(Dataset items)
Start
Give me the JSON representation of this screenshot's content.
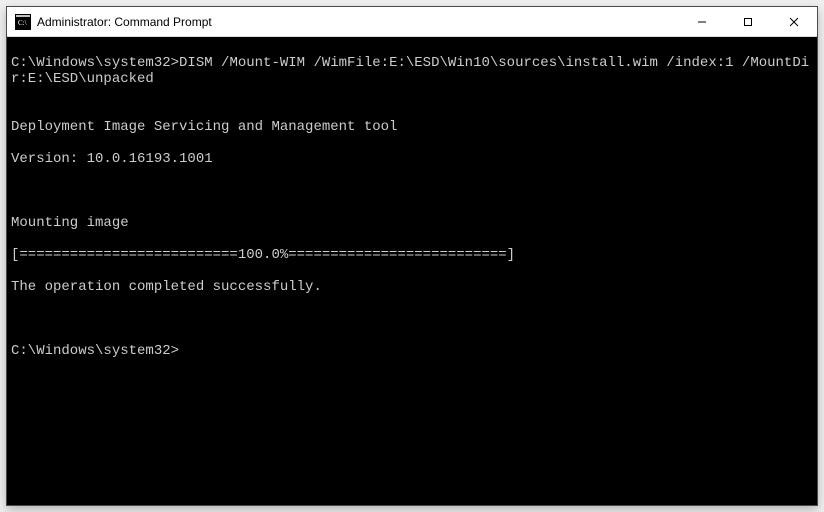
{
  "window": {
    "title": "Administrator: Command Prompt",
    "icon_name": "cmd-icon"
  },
  "controls": {
    "minimize": "—",
    "maximize": "☐",
    "close": "✕"
  },
  "console": {
    "prompt1": "C:\\Windows\\system32>",
    "command1": "DISM /Mount-WIM /WimFile:E:\\ESD\\Win10\\sources\\install.wim /index:1 /MountDir:E:\\ESD\\unpacked",
    "blank1": " ",
    "tool_line1": "Deployment Image Servicing and Management tool",
    "tool_line2": "Version: 10.0.16193.1001",
    "blank2": " ",
    "mounting": "Mounting image",
    "progress": "[==========================100.0%==========================]",
    "success": "The operation completed successfully.",
    "blank3": " ",
    "prompt2": "C:\\Windows\\system32>"
  }
}
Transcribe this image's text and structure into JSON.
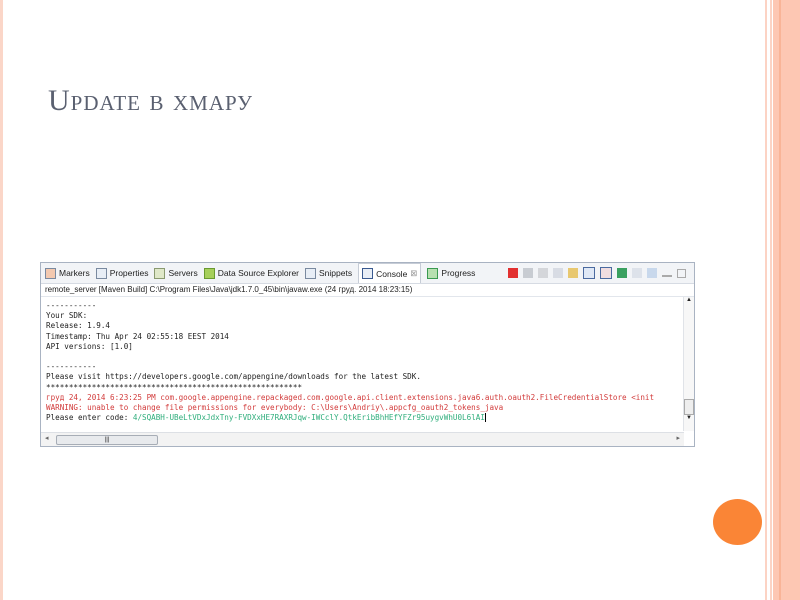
{
  "slide": {
    "title": "Update в хмару"
  },
  "tabs": [
    {
      "label": "Markers"
    },
    {
      "label": "Properties"
    },
    {
      "label": "Servers"
    },
    {
      "label": "Data Source Explorer"
    },
    {
      "label": "Snippets"
    },
    {
      "label": "Console",
      "close": "⊠"
    },
    {
      "label": "Progress"
    }
  ],
  "description": "remote_server [Maven Build] C:\\Program Files\\Java\\jdk1.7.0_45\\bin\\javaw.exe (24 груд. 2014 18:23:15)",
  "console": {
    "lines": [
      "-----------",
      "Your SDK:",
      "Release: 1.9.4",
      "Timestamp: Thu Apr 24 02:55:18 EEST 2014",
      "API versions: [1.0]",
      "",
      "-----------",
      "Please visit https://developers.google.com/appengine/downloads for the latest SDK.",
      "********************************************************"
    ],
    "err1": "груд 24, 2014 6:23:25 PM com.google.appengine.repackaged.com.google.api.client.extensions.java6.auth.oauth2.FileCredentialStore <init",
    "err2": "WARNING: unable to change file permissions for everybody: C:\\Users\\Andriy\\.appcfg_oauth2_tokens_java",
    "prompt": "Please enter code: ",
    "code": "4/SQABH-UBeLtVDxJdxTny-FVDXxHE7RAXRJqw-IWCclY.QtkEribBhHEfYFZr95uygvWhU0L6lAI"
  },
  "colors": {
    "accent": "#fa8536",
    "error": "#d23b3b",
    "input": "#2fae7c"
  }
}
End
SHORT EXERCISE
Search the listing for the word "Please" and return each line that holds it.

RESPONSE
      "Please visit https://developers.google.com/appengine/downloads for the latest SDK.",
    "prompt": "Please enter code: ",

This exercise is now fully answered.